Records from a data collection
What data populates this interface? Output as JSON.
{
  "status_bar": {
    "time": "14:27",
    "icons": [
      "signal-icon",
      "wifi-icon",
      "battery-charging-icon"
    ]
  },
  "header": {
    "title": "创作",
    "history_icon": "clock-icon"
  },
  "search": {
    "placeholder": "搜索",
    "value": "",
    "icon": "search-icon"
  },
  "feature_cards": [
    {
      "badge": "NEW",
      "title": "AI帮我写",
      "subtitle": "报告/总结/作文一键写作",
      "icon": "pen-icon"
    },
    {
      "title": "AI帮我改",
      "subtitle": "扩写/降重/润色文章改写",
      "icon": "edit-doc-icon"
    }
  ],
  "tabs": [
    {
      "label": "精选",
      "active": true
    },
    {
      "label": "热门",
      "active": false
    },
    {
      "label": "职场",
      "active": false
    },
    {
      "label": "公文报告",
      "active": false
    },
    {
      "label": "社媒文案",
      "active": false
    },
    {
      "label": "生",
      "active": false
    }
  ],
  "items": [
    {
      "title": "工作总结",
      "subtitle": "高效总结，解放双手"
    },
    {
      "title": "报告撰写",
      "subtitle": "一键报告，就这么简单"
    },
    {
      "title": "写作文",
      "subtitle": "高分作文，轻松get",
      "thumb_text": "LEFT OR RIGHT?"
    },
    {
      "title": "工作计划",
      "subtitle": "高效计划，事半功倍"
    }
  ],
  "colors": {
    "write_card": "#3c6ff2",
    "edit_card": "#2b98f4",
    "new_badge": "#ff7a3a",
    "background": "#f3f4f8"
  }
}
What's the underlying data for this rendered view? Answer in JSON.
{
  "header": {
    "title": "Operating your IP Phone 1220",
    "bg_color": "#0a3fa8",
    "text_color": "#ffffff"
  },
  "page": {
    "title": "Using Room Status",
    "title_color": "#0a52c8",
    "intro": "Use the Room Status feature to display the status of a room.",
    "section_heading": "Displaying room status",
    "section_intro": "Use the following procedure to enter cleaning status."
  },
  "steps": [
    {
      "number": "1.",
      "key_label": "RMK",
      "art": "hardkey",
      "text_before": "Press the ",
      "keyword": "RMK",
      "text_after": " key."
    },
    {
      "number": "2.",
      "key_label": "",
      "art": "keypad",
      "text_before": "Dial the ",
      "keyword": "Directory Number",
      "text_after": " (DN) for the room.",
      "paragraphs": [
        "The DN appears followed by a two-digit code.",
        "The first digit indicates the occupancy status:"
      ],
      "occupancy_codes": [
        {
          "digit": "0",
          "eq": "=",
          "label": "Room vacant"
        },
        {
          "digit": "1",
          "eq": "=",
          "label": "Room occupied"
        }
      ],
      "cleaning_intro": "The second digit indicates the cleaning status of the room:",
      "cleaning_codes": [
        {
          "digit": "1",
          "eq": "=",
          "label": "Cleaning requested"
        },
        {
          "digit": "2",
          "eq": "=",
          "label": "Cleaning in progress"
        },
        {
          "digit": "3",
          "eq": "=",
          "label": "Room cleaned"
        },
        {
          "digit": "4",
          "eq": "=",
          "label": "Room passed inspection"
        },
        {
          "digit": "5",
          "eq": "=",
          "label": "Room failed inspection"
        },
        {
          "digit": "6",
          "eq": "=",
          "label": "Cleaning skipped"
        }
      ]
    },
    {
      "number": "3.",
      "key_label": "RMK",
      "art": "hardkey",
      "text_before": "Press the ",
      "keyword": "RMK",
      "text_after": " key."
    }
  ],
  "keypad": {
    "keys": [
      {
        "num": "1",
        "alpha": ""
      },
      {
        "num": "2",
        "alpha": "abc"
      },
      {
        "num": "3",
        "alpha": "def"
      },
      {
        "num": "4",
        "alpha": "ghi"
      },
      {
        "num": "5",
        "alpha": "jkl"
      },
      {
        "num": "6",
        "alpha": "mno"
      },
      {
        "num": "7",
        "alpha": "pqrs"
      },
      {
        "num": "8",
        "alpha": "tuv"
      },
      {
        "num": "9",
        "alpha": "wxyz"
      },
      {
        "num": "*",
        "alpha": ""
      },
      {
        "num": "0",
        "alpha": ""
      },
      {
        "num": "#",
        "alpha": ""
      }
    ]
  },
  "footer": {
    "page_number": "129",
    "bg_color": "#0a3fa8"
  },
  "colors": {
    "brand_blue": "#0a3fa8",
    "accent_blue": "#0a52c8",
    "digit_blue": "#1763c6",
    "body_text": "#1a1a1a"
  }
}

## PROBLEM TO SOLVE
Identify every line holding the word "subtitle" and copy it out.

## SOLVED PROBLEM
      "subtitle": "报告/总结/作文一键写作",
      "subtitle": "扩写/降重/润色文章改写",
      "subtitle": "高效总结，解放双手"
      "subtitle": "一键报告，就这么简单"
      "subtitle": "高分作文，轻松get",
      "subtitle": "高效计划，事半功倍"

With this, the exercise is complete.